[Dataset excerpt]
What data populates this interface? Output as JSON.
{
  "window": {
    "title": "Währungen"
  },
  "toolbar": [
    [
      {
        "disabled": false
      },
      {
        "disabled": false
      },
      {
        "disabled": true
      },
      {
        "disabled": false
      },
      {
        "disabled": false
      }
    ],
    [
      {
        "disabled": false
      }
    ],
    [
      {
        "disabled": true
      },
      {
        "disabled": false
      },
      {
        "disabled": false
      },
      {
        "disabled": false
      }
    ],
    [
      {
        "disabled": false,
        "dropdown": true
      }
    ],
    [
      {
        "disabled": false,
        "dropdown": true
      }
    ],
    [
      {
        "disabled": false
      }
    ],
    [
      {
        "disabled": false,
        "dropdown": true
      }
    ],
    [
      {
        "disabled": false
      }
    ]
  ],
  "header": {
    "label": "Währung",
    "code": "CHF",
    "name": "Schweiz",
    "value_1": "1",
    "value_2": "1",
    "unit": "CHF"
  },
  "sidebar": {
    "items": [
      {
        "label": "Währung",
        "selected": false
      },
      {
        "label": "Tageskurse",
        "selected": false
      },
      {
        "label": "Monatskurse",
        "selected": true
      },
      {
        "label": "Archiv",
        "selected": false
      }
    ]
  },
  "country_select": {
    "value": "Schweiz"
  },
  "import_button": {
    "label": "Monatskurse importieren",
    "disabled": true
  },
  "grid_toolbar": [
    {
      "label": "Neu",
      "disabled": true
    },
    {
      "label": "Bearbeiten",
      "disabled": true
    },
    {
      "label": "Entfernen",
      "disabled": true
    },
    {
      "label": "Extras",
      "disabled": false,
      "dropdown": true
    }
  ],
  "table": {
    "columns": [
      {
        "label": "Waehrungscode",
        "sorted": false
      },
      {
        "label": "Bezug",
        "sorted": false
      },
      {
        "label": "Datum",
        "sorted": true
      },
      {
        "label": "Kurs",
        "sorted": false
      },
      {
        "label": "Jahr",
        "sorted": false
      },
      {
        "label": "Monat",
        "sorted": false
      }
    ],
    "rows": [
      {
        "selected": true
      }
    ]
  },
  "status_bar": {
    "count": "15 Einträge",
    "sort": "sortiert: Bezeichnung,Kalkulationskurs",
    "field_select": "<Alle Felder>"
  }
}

* What needs to be done
Output all of the data again, exactly.

* Response
What data populates this interface? Output as JSON.
{
  "window": {
    "title": "Währungen"
  },
  "toolbar": [
    [
      {
        "disabled": false
      },
      {
        "disabled": false
      },
      {
        "disabled": true
      },
      {
        "disabled": false
      },
      {
        "disabled": false
      }
    ],
    [
      {
        "disabled": false
      }
    ],
    [
      {
        "disabled": true
      },
      {
        "disabled": false
      },
      {
        "disabled": false
      },
      {
        "disabled": false
      }
    ],
    [
      {
        "disabled": false,
        "dropdown": true
      }
    ],
    [
      {
        "disabled": false,
        "dropdown": true
      }
    ],
    [
      {
        "disabled": false
      }
    ],
    [
      {
        "disabled": false,
        "dropdown": true
      }
    ],
    [
      {
        "disabled": false
      }
    ]
  ],
  "header": {
    "label": "Währung",
    "code": "CHF",
    "name": "Schweiz",
    "value_1": "1",
    "value_2": "1",
    "unit": "CHF"
  },
  "sidebar": {
    "items": [
      {
        "label": "Währung",
        "selected": false
      },
      {
        "label": "Tageskurse",
        "selected": false
      },
      {
        "label": "Monatskurse",
        "selected": true
      },
      {
        "label": "Archiv",
        "selected": false
      }
    ]
  },
  "country_select": {
    "value": "Schweiz"
  },
  "import_button": {
    "label": "Monatskurse importieren",
    "disabled": true
  },
  "grid_toolbar": [
    {
      "label": "Neu",
      "disabled": true
    },
    {
      "label": "Bearbeiten",
      "disabled": true
    },
    {
      "label": "Entfernen",
      "disabled": true
    },
    {
      "label": "Extras",
      "disabled": false,
      "dropdown": true
    }
  ],
  "table": {
    "columns": [
      {
        "label": "Waehrungscode",
        "sorted": false
      },
      {
        "label": "Bezug",
        "sorted": false
      },
      {
        "label": "Datum",
        "sorted": true
      },
      {
        "label": "Kurs",
        "sorted": false
      },
      {
        "label": "Jahr",
        "sorted": false
      },
      {
        "label": "Monat",
        "sorted": false
      }
    ],
    "rows": [
      {
        "selected": true
      }
    ]
  },
  "status_bar": {
    "count": "15 Einträge",
    "sort": "sortiert: Bezeichnung,Kalkulationskurs",
    "field_select": "<Alle Felder>"
  }
}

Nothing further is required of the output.